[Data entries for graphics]
_____

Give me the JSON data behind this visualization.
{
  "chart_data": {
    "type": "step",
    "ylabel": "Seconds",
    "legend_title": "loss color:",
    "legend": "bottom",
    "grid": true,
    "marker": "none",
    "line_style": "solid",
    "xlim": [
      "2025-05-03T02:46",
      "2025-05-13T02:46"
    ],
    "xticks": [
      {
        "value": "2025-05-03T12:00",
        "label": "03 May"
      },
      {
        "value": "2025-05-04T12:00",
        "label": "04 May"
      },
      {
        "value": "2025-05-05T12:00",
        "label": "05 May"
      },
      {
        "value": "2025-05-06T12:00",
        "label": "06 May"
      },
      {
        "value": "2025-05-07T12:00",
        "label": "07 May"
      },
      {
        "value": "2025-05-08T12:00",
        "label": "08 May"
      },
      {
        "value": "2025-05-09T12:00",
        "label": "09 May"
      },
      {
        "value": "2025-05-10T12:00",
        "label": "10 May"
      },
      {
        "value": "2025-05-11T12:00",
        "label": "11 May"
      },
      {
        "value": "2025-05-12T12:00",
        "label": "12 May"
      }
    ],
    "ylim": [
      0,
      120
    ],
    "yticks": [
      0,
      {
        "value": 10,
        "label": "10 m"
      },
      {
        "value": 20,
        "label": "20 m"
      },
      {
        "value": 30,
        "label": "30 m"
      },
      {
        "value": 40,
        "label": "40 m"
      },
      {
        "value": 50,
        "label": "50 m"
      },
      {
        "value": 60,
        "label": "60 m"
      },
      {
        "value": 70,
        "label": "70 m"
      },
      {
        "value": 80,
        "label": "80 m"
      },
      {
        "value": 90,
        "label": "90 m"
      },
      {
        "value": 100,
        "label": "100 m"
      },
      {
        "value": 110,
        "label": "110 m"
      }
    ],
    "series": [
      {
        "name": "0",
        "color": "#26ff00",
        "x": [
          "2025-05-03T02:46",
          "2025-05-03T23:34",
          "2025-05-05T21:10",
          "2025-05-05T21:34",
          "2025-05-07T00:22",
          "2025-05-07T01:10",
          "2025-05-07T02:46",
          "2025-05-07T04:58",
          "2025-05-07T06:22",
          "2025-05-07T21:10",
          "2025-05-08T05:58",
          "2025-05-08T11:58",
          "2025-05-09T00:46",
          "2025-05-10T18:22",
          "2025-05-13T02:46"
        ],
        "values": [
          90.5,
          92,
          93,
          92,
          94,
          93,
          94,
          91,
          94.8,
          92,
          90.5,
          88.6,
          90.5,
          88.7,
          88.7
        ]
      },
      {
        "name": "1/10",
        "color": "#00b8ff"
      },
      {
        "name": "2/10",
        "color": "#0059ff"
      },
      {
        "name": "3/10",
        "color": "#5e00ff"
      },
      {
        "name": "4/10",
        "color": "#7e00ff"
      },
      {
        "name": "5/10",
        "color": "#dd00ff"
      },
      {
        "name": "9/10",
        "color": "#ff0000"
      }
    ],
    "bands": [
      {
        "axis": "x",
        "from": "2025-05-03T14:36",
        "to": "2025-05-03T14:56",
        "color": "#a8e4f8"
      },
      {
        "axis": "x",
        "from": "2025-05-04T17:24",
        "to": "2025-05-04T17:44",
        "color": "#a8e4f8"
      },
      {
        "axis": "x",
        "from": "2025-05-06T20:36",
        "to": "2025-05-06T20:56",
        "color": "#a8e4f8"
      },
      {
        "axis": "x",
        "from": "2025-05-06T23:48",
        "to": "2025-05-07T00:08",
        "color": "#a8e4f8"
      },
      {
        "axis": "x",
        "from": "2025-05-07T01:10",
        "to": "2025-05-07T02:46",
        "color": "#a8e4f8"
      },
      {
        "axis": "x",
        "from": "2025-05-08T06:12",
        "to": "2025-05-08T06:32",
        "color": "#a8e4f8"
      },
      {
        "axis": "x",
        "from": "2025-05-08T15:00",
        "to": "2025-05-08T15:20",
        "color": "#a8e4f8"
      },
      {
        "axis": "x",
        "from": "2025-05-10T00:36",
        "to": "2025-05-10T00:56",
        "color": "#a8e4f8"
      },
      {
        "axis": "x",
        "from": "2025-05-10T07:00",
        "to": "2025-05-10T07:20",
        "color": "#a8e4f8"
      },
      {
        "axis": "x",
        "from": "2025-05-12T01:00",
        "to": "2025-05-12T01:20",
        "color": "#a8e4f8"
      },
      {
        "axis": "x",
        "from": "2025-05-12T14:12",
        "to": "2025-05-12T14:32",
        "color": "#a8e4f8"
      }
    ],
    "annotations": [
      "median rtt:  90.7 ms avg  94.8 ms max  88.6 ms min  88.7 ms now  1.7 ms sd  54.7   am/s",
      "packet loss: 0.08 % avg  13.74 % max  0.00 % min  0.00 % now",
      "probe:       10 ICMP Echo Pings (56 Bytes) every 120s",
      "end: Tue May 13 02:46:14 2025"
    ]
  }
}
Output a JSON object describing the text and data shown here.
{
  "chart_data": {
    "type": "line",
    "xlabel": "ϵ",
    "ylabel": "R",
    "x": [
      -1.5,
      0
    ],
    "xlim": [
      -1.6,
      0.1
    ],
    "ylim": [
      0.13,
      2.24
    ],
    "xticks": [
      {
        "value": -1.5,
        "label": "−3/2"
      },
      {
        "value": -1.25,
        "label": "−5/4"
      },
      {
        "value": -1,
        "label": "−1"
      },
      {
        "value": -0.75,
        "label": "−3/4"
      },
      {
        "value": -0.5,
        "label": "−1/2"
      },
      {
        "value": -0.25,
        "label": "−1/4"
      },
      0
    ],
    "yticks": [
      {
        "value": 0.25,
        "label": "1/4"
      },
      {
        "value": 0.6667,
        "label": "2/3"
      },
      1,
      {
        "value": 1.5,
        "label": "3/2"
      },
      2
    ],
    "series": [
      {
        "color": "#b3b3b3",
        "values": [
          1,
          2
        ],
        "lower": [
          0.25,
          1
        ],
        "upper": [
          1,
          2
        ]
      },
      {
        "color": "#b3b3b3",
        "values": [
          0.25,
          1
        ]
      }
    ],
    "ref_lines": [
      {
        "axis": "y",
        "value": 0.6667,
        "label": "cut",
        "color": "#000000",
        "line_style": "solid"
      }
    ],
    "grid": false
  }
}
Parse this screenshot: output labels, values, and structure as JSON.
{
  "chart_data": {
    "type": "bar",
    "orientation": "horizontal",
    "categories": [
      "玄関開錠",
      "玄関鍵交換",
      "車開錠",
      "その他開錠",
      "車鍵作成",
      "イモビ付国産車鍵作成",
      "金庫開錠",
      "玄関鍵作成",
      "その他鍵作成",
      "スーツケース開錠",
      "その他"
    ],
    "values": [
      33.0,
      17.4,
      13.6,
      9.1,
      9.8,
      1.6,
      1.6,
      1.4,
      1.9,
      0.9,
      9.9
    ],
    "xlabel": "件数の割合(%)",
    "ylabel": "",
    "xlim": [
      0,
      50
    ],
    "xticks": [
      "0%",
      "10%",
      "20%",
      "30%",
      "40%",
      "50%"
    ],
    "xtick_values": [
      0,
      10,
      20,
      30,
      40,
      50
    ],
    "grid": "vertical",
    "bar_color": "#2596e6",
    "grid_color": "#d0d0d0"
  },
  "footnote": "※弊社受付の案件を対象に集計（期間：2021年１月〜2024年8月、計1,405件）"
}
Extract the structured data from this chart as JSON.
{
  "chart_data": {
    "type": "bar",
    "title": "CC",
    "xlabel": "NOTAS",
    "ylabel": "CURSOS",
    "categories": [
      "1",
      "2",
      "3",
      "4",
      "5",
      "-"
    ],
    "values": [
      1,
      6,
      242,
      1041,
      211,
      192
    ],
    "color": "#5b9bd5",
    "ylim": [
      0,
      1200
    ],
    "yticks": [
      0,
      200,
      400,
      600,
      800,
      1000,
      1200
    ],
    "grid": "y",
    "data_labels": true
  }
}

_____

Copy out every line in the listing where the word "type" appears.

→ **Written response**
    "type": "step",
    "type": "line",
    "type": "bar",
    "type": "bar",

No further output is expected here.